- Material provided:
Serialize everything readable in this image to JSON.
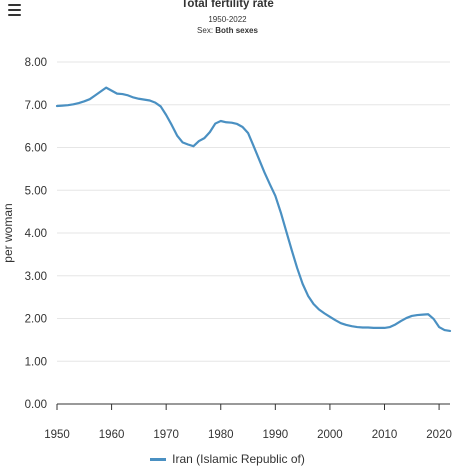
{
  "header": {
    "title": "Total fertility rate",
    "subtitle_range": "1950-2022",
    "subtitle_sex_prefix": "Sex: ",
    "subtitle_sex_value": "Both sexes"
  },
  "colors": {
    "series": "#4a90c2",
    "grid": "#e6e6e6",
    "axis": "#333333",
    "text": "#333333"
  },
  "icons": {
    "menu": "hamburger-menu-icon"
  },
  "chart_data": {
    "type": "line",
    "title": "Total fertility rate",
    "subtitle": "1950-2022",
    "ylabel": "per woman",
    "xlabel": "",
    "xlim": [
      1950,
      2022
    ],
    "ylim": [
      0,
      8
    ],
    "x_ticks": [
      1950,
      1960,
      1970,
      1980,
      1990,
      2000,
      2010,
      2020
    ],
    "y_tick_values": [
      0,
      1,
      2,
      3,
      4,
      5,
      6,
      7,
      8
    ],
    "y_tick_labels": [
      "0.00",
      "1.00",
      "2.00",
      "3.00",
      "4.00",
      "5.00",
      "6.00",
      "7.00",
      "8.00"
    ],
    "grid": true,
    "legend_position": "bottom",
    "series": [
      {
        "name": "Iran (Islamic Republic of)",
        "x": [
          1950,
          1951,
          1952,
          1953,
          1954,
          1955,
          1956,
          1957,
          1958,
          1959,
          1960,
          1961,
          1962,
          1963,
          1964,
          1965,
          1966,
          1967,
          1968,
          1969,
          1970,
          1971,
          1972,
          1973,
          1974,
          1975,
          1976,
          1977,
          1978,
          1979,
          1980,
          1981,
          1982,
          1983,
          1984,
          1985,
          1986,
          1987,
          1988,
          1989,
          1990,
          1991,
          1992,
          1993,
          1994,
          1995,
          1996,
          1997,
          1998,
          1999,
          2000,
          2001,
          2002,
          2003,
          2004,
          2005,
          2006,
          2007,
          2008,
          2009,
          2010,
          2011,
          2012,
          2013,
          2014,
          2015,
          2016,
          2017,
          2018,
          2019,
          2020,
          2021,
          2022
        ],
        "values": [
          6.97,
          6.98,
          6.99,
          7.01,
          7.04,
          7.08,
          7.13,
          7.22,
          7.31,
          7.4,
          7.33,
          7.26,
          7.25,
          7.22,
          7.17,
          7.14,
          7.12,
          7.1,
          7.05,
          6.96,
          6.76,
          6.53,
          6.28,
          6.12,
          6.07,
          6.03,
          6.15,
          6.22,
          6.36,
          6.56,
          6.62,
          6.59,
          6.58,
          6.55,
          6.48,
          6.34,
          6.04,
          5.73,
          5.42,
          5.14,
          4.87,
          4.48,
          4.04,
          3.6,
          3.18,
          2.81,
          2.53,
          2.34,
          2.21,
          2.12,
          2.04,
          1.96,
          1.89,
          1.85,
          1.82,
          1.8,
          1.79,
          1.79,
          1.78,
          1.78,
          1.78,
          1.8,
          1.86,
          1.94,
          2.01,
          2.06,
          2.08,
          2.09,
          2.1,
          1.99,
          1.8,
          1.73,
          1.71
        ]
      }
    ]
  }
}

- Exercise directions: Make a verbatim copy of all the entries and strip out the pictures.

- Written response:
Serialize everything readable in this image to JSON.
{
  "header": {
    "title": "Total fertility rate",
    "subtitle_range": "1950-2022",
    "subtitle_sex_prefix": "Sex: ",
    "subtitle_sex_value": "Both sexes"
  },
  "colors": {
    "series": "#4a90c2",
    "grid": "#e6e6e6",
    "axis": "#333333",
    "text": "#333333"
  },
  "icons": {
    "menu": "hamburger-menu-icon"
  },
  "chart_data": {
    "type": "line",
    "title": "Total fertility rate",
    "subtitle": "1950-2022",
    "ylabel": "per woman",
    "xlabel": "",
    "xlim": [
      1950,
      2022
    ],
    "ylim": [
      0,
      8
    ],
    "x_ticks": [
      1950,
      1960,
      1970,
      1980,
      1990,
      2000,
      2010,
      2020
    ],
    "y_tick_values": [
      0,
      1,
      2,
      3,
      4,
      5,
      6,
      7,
      8
    ],
    "y_tick_labels": [
      "0.00",
      "1.00",
      "2.00",
      "3.00",
      "4.00",
      "5.00",
      "6.00",
      "7.00",
      "8.00"
    ],
    "grid": true,
    "legend_position": "bottom",
    "series": [
      {
        "name": "Iran (Islamic Republic of)",
        "x": [
          1950,
          1951,
          1952,
          1953,
          1954,
          1955,
          1956,
          1957,
          1958,
          1959,
          1960,
          1961,
          1962,
          1963,
          1964,
          1965,
          1966,
          1967,
          1968,
          1969,
          1970,
          1971,
          1972,
          1973,
          1974,
          1975,
          1976,
          1977,
          1978,
          1979,
          1980,
          1981,
          1982,
          1983,
          1984,
          1985,
          1986,
          1987,
          1988,
          1989,
          1990,
          1991,
          1992,
          1993,
          1994,
          1995,
          1996,
          1997,
          1998,
          1999,
          2000,
          2001,
          2002,
          2003,
          2004,
          2005,
          2006,
          2007,
          2008,
          2009,
          2010,
          2011,
          2012,
          2013,
          2014,
          2015,
          2016,
          2017,
          2018,
          2019,
          2020,
          2021,
          2022
        ],
        "values": [
          6.97,
          6.98,
          6.99,
          7.01,
          7.04,
          7.08,
          7.13,
          7.22,
          7.31,
          7.4,
          7.33,
          7.26,
          7.25,
          7.22,
          7.17,
          7.14,
          7.12,
          7.1,
          7.05,
          6.96,
          6.76,
          6.53,
          6.28,
          6.12,
          6.07,
          6.03,
          6.15,
          6.22,
          6.36,
          6.56,
          6.62,
          6.59,
          6.58,
          6.55,
          6.48,
          6.34,
          6.04,
          5.73,
          5.42,
          5.14,
          4.87,
          4.48,
          4.04,
          3.6,
          3.18,
          2.81,
          2.53,
          2.34,
          2.21,
          2.12,
          2.04,
          1.96,
          1.89,
          1.85,
          1.82,
          1.8,
          1.79,
          1.79,
          1.78,
          1.78,
          1.78,
          1.8,
          1.86,
          1.94,
          2.01,
          2.06,
          2.08,
          2.09,
          2.1,
          1.99,
          1.8,
          1.73,
          1.71
        ]
      }
    ]
  }
}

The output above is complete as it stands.